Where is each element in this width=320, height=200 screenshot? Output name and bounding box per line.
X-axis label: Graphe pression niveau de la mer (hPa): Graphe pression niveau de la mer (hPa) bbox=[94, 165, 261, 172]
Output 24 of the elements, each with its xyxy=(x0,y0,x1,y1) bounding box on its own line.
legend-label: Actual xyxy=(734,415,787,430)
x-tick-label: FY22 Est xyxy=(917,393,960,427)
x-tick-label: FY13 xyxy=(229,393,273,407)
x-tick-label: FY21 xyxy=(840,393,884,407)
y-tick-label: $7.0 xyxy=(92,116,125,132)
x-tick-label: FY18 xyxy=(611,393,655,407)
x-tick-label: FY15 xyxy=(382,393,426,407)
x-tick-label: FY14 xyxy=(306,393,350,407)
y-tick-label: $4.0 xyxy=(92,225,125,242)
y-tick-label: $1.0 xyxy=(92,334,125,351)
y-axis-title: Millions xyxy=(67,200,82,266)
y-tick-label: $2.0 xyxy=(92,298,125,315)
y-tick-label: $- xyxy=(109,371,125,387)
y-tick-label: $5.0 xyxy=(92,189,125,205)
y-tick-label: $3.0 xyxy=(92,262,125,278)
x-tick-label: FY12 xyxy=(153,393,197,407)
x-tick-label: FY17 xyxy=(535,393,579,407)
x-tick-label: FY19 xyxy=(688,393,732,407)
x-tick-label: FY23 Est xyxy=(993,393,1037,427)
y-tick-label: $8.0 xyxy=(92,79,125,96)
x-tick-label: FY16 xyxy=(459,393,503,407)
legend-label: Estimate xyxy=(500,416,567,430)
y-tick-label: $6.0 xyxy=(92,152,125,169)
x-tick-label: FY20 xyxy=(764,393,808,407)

**Aim**
Quote all of the material above word for word, keeping every line in its original order.

**Result for this exercise**
Where is each element in this width=320, height=200 screenshot? Output name and bounding box per line.
X-axis label: Graphe pression niveau de la mer (hPa): Graphe pression niveau de la mer (hPa) bbox=[94, 165, 261, 172]
Output 24 of the elements, each with its xyxy=(x0,y0,x1,y1) bounding box on its own line.
legend-label: Actual xyxy=(734,415,787,430)
x-tick-label: FY22 Est xyxy=(917,393,960,427)
x-tick-label: FY13 xyxy=(229,393,273,407)
x-tick-label: FY21 xyxy=(840,393,884,407)
y-tick-label: $7.0 xyxy=(92,116,125,132)
x-tick-label: FY18 xyxy=(611,393,655,407)
x-tick-label: FY15 xyxy=(382,393,426,407)
x-tick-label: FY14 xyxy=(306,393,350,407)
y-tick-label: $4.0 xyxy=(92,225,125,242)
y-tick-label: $1.0 xyxy=(92,334,125,351)
y-axis-title: Millions xyxy=(67,200,82,266)
y-tick-label: $2.0 xyxy=(92,298,125,315)
y-tick-label: $- xyxy=(109,371,125,387)
y-tick-label: $5.0 xyxy=(92,189,125,205)
y-tick-label: $3.0 xyxy=(92,262,125,278)
x-tick-label: FY12 xyxy=(153,393,197,407)
x-tick-label: FY17 xyxy=(535,393,579,407)
x-tick-label: FY19 xyxy=(688,393,732,407)
x-tick-label: FY23 Est xyxy=(993,393,1037,427)
y-tick-label: $8.0 xyxy=(92,79,125,96)
x-tick-label: FY16 xyxy=(459,393,503,407)
legend-label: Estimate xyxy=(500,416,567,430)
y-tick-label: $6.0 xyxy=(92,152,125,169)
x-tick-label: FY20 xyxy=(764,393,808,407)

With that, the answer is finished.